** START OF RECORDS FOR THE TASK **
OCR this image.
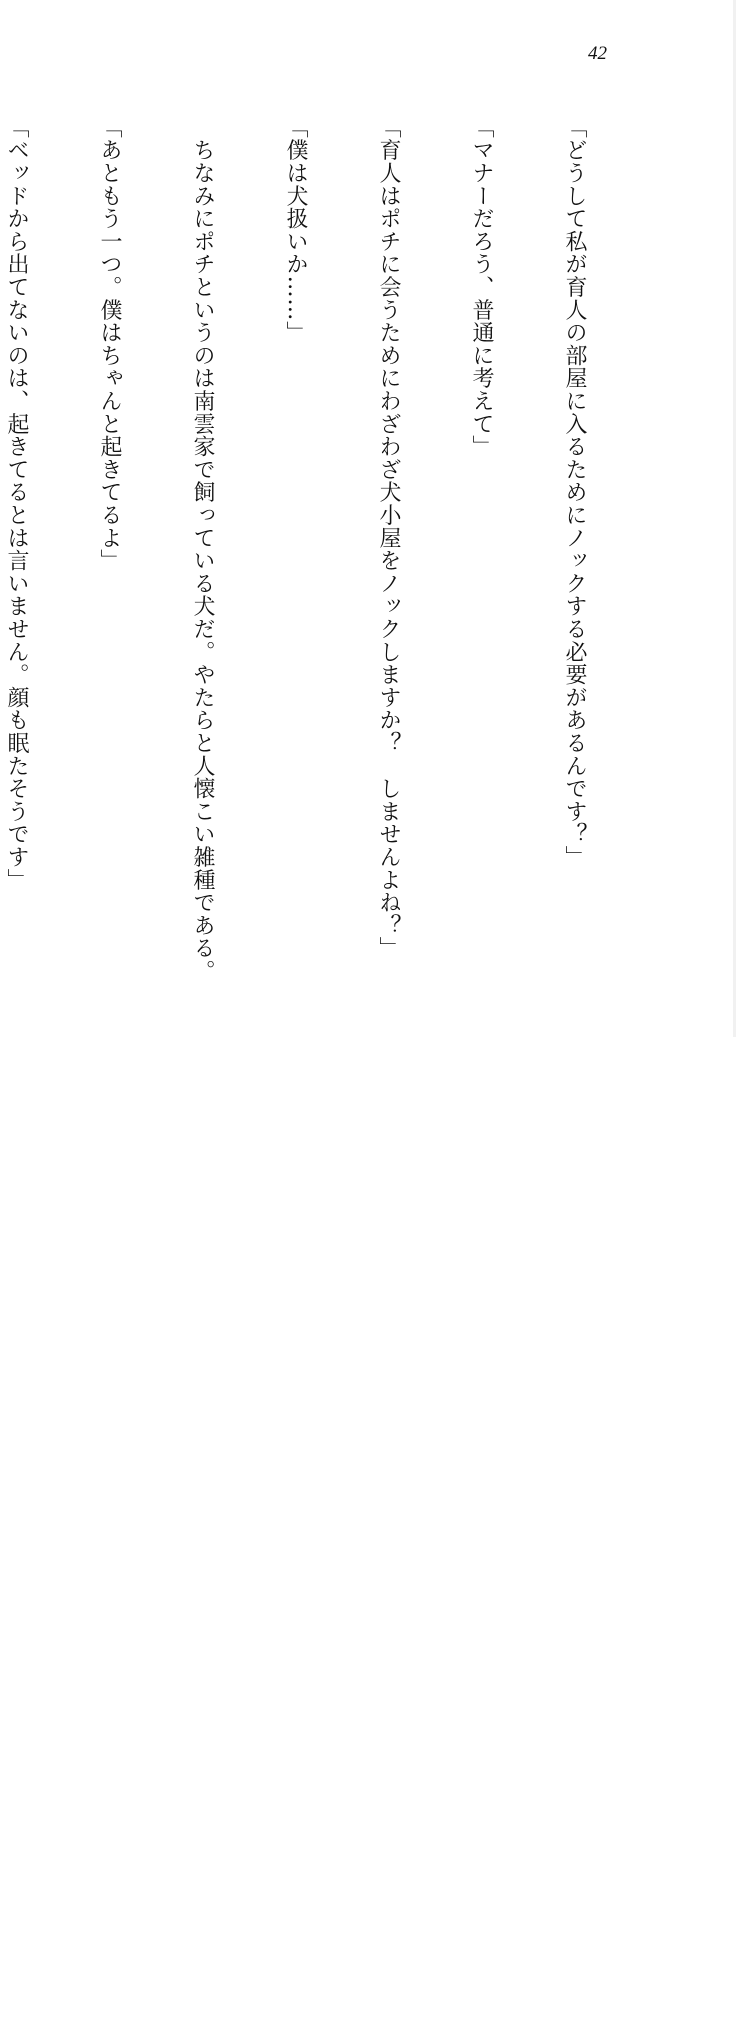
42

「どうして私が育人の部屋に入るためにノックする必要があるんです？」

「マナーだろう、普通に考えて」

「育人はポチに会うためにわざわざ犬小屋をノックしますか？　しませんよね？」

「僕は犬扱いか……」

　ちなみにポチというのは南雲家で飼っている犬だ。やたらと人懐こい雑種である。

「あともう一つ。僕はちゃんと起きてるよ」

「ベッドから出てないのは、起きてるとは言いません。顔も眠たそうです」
** END OF RECORDS FOR THE TASK **
▸ SET EXERCISE:
Transcribe all of the records above character for character. Exclude the pictures.

▸ RESPONSE TO THIS TASK:
OCR this image.
42

「どうして私が育人の部屋に入るためにノックする必要があるんです？」

「マナーだろう、普通に考えて」

「育人はポチに会うためにわざわざ犬小屋をノックしますか？　しませんよね？」

「僕は犬扱いか……」

　ちなみにポチというのは南雲家で飼っている犬だ。やたらと人懐こい雑種である。

「あともう一つ。僕はちゃんと起きてるよ」

「ベッドから出てないのは、起きてるとは言いません。顔も眠たそうです」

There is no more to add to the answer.